■ **Short task a**
According to the passage on Alitalia, why is Italy considering alliances or mergers between Alitalia and smaller local airlines?

Giancarlo Cimoli, Alitalia's Chief Executive, told the
parliament that an alliance with other carriers is the most
viable solution for the company's woes.

"The only strategic direction for Alitalia is to integrate
itself in a big international group," Mr. Cimoli said.

Several administration ministers, however, prefer an Asian
partner for Alitalia rather than Air France.  Foreign Minister
Massimo D'Alema recently discussed with China on a reciprocal
deal that would let Chinese carrier use Italy as a base for
southern European and African markets.

Italy is also eyeing alliances or mergers for Alitalia and
smaller local airlines like Eurofly, Meridiana, Air One and
Volare, with the aim of forming a national carrier that commands
a large domestic market share and more profitable routes, thus
more attractive to a foreign partner.

As reported in the TCR-Europe on Oct. 13, Mr. Prodi said he
foresees a bankrupt national carrier in January 2007 unless
involved parties come up with an "agreed solution."

"Alitalia is going through the worst moment in its history," Mr.

■ **Short task b**
In the records, reproduce the stretch from "Point bbox=[118, 565, 141, 579]" through "Point bbox=[131, 467, 153, 481]", swapping "Point" for "Marker" and keeping everything else the same.

■ **Records for this task**
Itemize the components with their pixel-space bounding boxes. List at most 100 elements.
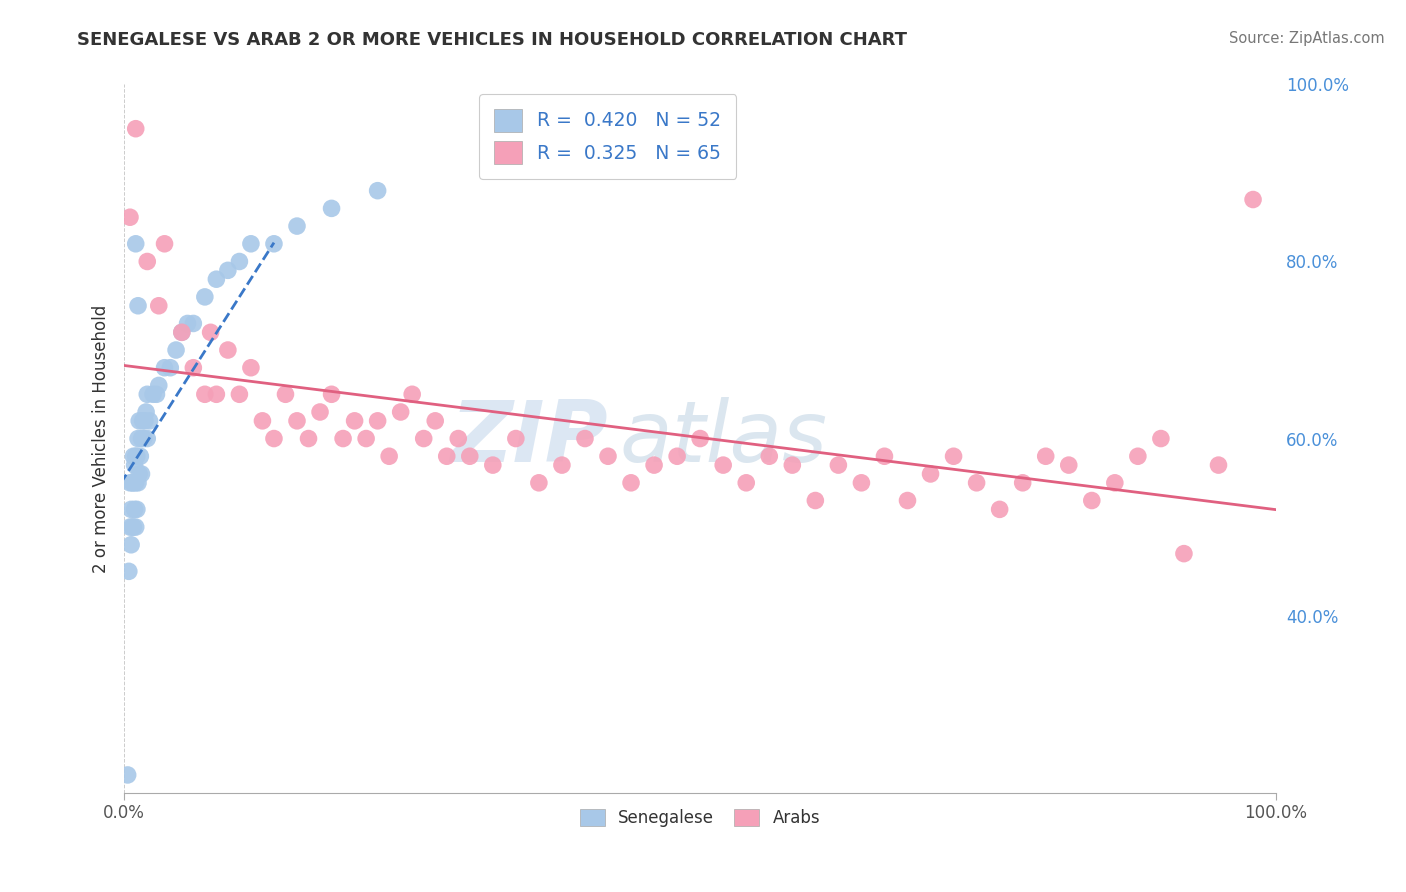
Point bbox=[118, 565, 141, 579]
Point bbox=[782, 458, 804, 472]
Point bbox=[309, 405, 332, 419]
Point bbox=[134, 414, 156, 428]
Point bbox=[183, 360, 205, 375]
Point bbox=[666, 449, 689, 463]
Point bbox=[1150, 432, 1173, 446]
Point bbox=[129, 449, 152, 463]
Point bbox=[447, 432, 470, 446]
Point bbox=[239, 236, 262, 251]
Point bbox=[131, 467, 153, 481]
Point bbox=[425, 414, 447, 428]
Point bbox=[127, 299, 149, 313]
Point bbox=[942, 449, 965, 463]
Point bbox=[620, 475, 643, 490]
Point bbox=[367, 414, 389, 428]
Point bbox=[343, 414, 366, 428]
Point bbox=[367, 184, 389, 198]
Point bbox=[988, 502, 1011, 516]
Point bbox=[896, 493, 918, 508]
Point bbox=[1035, 449, 1057, 463]
Point bbox=[136, 432, 159, 446]
Point bbox=[574, 432, 596, 446]
Point bbox=[124, 458, 146, 472]
Point bbox=[128, 467, 150, 481]
Point bbox=[165, 343, 187, 357]
Point bbox=[1173, 547, 1195, 561]
Point bbox=[120, 538, 142, 552]
Point bbox=[1081, 493, 1104, 508]
Point bbox=[127, 432, 149, 446]
Point bbox=[711, 458, 734, 472]
Point bbox=[758, 449, 780, 463]
Point bbox=[851, 475, 873, 490]
Point bbox=[263, 432, 285, 446]
Point bbox=[153, 360, 176, 375]
Point bbox=[122, 475, 145, 490]
Point bbox=[239, 360, 262, 375]
Point bbox=[643, 458, 665, 472]
Point bbox=[131, 414, 153, 428]
Point bbox=[401, 387, 423, 401]
Point bbox=[205, 272, 228, 286]
Point bbox=[297, 432, 319, 446]
Point bbox=[321, 202, 343, 216]
Point bbox=[263, 236, 285, 251]
Point bbox=[118, 520, 141, 534]
Point bbox=[118, 475, 141, 490]
Point bbox=[1208, 458, 1230, 472]
Text: Source: ZipAtlas.com: Source: ZipAtlas.com bbox=[1229, 31, 1385, 46]
Text: atlas: atlas bbox=[620, 397, 828, 480]
Point bbox=[176, 317, 198, 331]
Point bbox=[378, 449, 401, 463]
Point bbox=[121, 475, 143, 490]
Point bbox=[170, 326, 193, 340]
Y-axis label: 2 or more Vehicles in Household: 2 or more Vehicles in Household bbox=[93, 304, 110, 573]
Point bbox=[482, 458, 505, 472]
Point bbox=[1104, 475, 1126, 490]
Point bbox=[551, 458, 574, 472]
Point bbox=[194, 290, 217, 304]
Point bbox=[125, 475, 148, 490]
Point bbox=[1011, 475, 1033, 490]
Point bbox=[131, 432, 153, 446]
Text: SENEGALESE VS ARAB 2 OR MORE VEHICLES IN HOUSEHOLD CORRELATION CHART: SENEGALESE VS ARAB 2 OR MORE VEHICLES IN… bbox=[77, 31, 907, 49]
Point bbox=[274, 387, 297, 401]
Point bbox=[120, 502, 142, 516]
Point bbox=[125, 502, 148, 516]
Point bbox=[200, 326, 222, 340]
Point bbox=[117, 768, 139, 782]
Legend: Senegalese, Arabs: Senegalese, Arabs bbox=[574, 803, 827, 834]
Point bbox=[412, 432, 434, 446]
Point bbox=[735, 475, 758, 490]
Point bbox=[321, 387, 343, 401]
Point bbox=[689, 432, 711, 446]
Point bbox=[122, 520, 145, 534]
Point bbox=[436, 449, 458, 463]
Point bbox=[205, 387, 228, 401]
Point bbox=[252, 414, 274, 428]
Point bbox=[1126, 449, 1149, 463]
Point bbox=[125, 449, 148, 463]
Point bbox=[121, 520, 143, 534]
Point bbox=[285, 219, 308, 233]
Point bbox=[217, 343, 239, 357]
Point bbox=[1241, 193, 1264, 207]
Point bbox=[966, 475, 988, 490]
Point bbox=[132, 432, 155, 446]
Point bbox=[228, 387, 250, 401]
Point bbox=[138, 414, 160, 428]
Point bbox=[159, 360, 181, 375]
Point bbox=[148, 378, 170, 392]
Point bbox=[194, 387, 217, 401]
Point bbox=[873, 449, 896, 463]
Point bbox=[458, 449, 481, 463]
Point bbox=[827, 458, 849, 472]
Point bbox=[183, 317, 205, 331]
Point bbox=[332, 432, 354, 446]
Point bbox=[136, 254, 159, 268]
Point bbox=[228, 254, 250, 268]
Point bbox=[136, 387, 159, 401]
Point bbox=[217, 263, 239, 277]
Point bbox=[596, 449, 619, 463]
Point bbox=[128, 414, 150, 428]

■ **Correct response a**
Italy wants to form a national carrier that commands a large domestic market share and more profitable routes. Such a carrier would be more attractive to a foreign partner.

■ **Correct response b**
Marker bbox=[118, 565, 141, 579]
Marker bbox=[782, 458, 804, 472]
Marker bbox=[309, 405, 332, 419]
Marker bbox=[134, 414, 156, 428]
Marker bbox=[183, 360, 205, 375]
Marker bbox=[666, 449, 689, 463]
Marker bbox=[1150, 432, 1173, 446]
Marker bbox=[129, 449, 152, 463]
Marker bbox=[447, 432, 470, 446]
Marker bbox=[239, 236, 262, 251]
Marker bbox=[131, 467, 153, 481]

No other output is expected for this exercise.